┌────────

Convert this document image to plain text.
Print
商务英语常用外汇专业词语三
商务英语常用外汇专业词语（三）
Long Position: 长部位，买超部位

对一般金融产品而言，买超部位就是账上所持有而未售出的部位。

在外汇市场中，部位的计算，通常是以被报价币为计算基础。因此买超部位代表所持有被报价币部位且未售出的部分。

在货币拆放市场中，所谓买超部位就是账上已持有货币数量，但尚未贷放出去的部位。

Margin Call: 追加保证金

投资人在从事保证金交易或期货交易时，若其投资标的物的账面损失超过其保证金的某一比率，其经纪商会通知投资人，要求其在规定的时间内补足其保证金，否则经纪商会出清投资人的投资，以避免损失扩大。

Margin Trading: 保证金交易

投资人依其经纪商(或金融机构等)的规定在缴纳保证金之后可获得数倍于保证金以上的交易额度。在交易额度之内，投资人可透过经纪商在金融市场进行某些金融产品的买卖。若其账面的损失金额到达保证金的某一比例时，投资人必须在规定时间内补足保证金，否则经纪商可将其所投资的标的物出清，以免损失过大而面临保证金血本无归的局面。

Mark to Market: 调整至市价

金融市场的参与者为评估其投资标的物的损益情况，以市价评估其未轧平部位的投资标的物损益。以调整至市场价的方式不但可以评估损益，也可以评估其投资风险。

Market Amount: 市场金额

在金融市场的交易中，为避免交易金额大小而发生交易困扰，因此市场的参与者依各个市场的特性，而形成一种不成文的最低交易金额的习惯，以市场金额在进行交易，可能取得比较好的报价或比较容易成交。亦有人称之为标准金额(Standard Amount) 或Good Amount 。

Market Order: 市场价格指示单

└────────

> SET EXERCISE
Print all the data exactly.

> FULL ANSWER
Convert this document image to plain text.
Print
商务英语常用外汇专业词语三
商务英语常用外汇专业词语（三）
Long Position: 长部位，买超部位

对一般金融产品而言，买超部位就是账上所持有而未售出的部位。

在外汇市场中，部位的计算，通常是以被报价币为计算基础。因此买超部位代表所持有被报价币部位且未售出的部分。

在货币拆放市场中，所谓买超部位就是账上已持有货币数量，但尚未贷放出去的部位。

Margin Call: 追加保证金

投资人在从事保证金交易或期货交易时，若其投资标的物的账面损失超过其保证金的某一比率，其经纪商会通知投资人，要求其在规定的时间内补足其保证金，否则经纪商会出清投资人的投资，以避免损失扩大。

Margin Trading: 保证金交易

投资人依其经纪商(或金融机构等)的规定在缴纳保证金之后可获得数倍于保证金以上的交易额度。在交易额度之内，投资人可透过经纪商在金融市场进行某些金融产品的买卖。若其账面的损失金额到达保证金的某一比例时，投资人必须在规定时间内补足保证金，否则经纪商可将其所投资的标的物出清，以免损失过大而面临保证金血本无归的局面。

Mark to Market: 调整至市价

金融市场的参与者为评估其投资标的物的损益情况，以市价评估其未轧平部位的投资标的物损益。以调整至市场价的方式不但可以评估损益，也可以评估其投资风险。

Market Amount: 市场金额

在金融市场的交易中，为避免交易金额大小而发生交易困扰，因此市场的参与者依各个市场的特性，而形成一种不成文的最低交易金额的习惯，以市场金额在进行交易，可能取得比较好的报价或比较容易成交。亦有人称之为标准金额(Standard Amount) 或Good Amount 。

Market Order: 市场价格指示单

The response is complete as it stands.